→ **WHAT THIS TASK INVOLVES**: Skip the pictures. Reproduce all other material exactly.
──────────
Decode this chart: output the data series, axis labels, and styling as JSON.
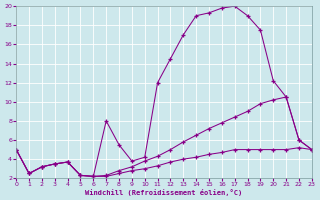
{
  "xlabel": "Windchill (Refroidissement éolien,°C)",
  "bg_color": "#cde8ec",
  "line_color": "#880088",
  "xlim": [
    0,
    23
  ],
  "ylim": [
    2,
    20
  ],
  "xticks": [
    0,
    1,
    2,
    3,
    4,
    5,
    6,
    7,
    8,
    9,
    10,
    11,
    12,
    13,
    14,
    15,
    16,
    17,
    18,
    19,
    20,
    21,
    22,
    23
  ],
  "yticks": [
    2,
    4,
    6,
    8,
    10,
    12,
    14,
    16,
    18,
    20
  ],
  "curve1_x": [
    0,
    1,
    2,
    3,
    4,
    5,
    6,
    7,
    8,
    9,
    10,
    11,
    12,
    13,
    14,
    15,
    16,
    17,
    18,
    19,
    20,
    21,
    22,
    23
  ],
  "curve1_y": [
    5.0,
    2.5,
    3.2,
    3.5,
    3.7,
    2.3,
    2.2,
    8.0,
    5.5,
    3.8,
    4.2,
    12.0,
    14.5,
    17.0,
    19.0,
    19.3,
    19.8,
    20.0,
    19.0,
    17.5,
    12.2,
    10.5,
    6.0,
    5.0
  ],
  "curve2_x": [
    0,
    1,
    2,
    3,
    4,
    5,
    6,
    7,
    8,
    9,
    10,
    11,
    12,
    13,
    14,
    15,
    16,
    17,
    18,
    19,
    20,
    21,
    22,
    23
  ],
  "curve2_y": [
    5.0,
    2.5,
    3.2,
    3.5,
    3.7,
    2.3,
    2.2,
    2.3,
    2.8,
    3.2,
    3.8,
    4.3,
    5.0,
    5.8,
    6.5,
    7.2,
    7.8,
    8.4,
    9.0,
    9.8,
    10.2,
    10.5,
    6.0,
    5.0
  ],
  "curve3_x": [
    0,
    1,
    2,
    3,
    4,
    5,
    6,
    7,
    8,
    9,
    10,
    11,
    12,
    13,
    14,
    15,
    16,
    17,
    18,
    19,
    20,
    21,
    22,
    23
  ],
  "curve3_y": [
    5.0,
    2.5,
    3.2,
    3.5,
    3.7,
    2.3,
    2.2,
    2.2,
    2.5,
    2.8,
    3.0,
    3.3,
    3.7,
    4.0,
    4.2,
    4.5,
    4.7,
    5.0,
    5.0,
    5.0,
    5.0,
    5.0,
    5.2,
    5.0
  ]
}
──────────
→ **ANSWER TO THE EXERCISE**:
Decode this chart: output the data series, axis labels, and styling as JSON.
{
  "xlabel": "Windchill (Refroidissement éolien,°C)",
  "bg_color": "#cde8ec",
  "line_color": "#880088",
  "xlim": [
    0,
    23
  ],
  "ylim": [
    2,
    20
  ],
  "xticks": [
    0,
    1,
    2,
    3,
    4,
    5,
    6,
    7,
    8,
    9,
    10,
    11,
    12,
    13,
    14,
    15,
    16,
    17,
    18,
    19,
    20,
    21,
    22,
    23
  ],
  "yticks": [
    2,
    4,
    6,
    8,
    10,
    12,
    14,
    16,
    18,
    20
  ],
  "curve1_x": [
    0,
    1,
    2,
    3,
    4,
    5,
    6,
    7,
    8,
    9,
    10,
    11,
    12,
    13,
    14,
    15,
    16,
    17,
    18,
    19,
    20,
    21,
    22,
    23
  ],
  "curve1_y": [
    5.0,
    2.5,
    3.2,
    3.5,
    3.7,
    2.3,
    2.2,
    8.0,
    5.5,
    3.8,
    4.2,
    12.0,
    14.5,
    17.0,
    19.0,
    19.3,
    19.8,
    20.0,
    19.0,
    17.5,
    12.2,
    10.5,
    6.0,
    5.0
  ],
  "curve2_x": [
    0,
    1,
    2,
    3,
    4,
    5,
    6,
    7,
    8,
    9,
    10,
    11,
    12,
    13,
    14,
    15,
    16,
    17,
    18,
    19,
    20,
    21,
    22,
    23
  ],
  "curve2_y": [
    5.0,
    2.5,
    3.2,
    3.5,
    3.7,
    2.3,
    2.2,
    2.3,
    2.8,
    3.2,
    3.8,
    4.3,
    5.0,
    5.8,
    6.5,
    7.2,
    7.8,
    8.4,
    9.0,
    9.8,
    10.2,
    10.5,
    6.0,
    5.0
  ],
  "curve3_x": [
    0,
    1,
    2,
    3,
    4,
    5,
    6,
    7,
    8,
    9,
    10,
    11,
    12,
    13,
    14,
    15,
    16,
    17,
    18,
    19,
    20,
    21,
    22,
    23
  ],
  "curve3_y": [
    5.0,
    2.5,
    3.2,
    3.5,
    3.7,
    2.3,
    2.2,
    2.2,
    2.5,
    2.8,
    3.0,
    3.3,
    3.7,
    4.0,
    4.2,
    4.5,
    4.7,
    5.0,
    5.0,
    5.0,
    5.0,
    5.0,
    5.2,
    5.0
  ]
}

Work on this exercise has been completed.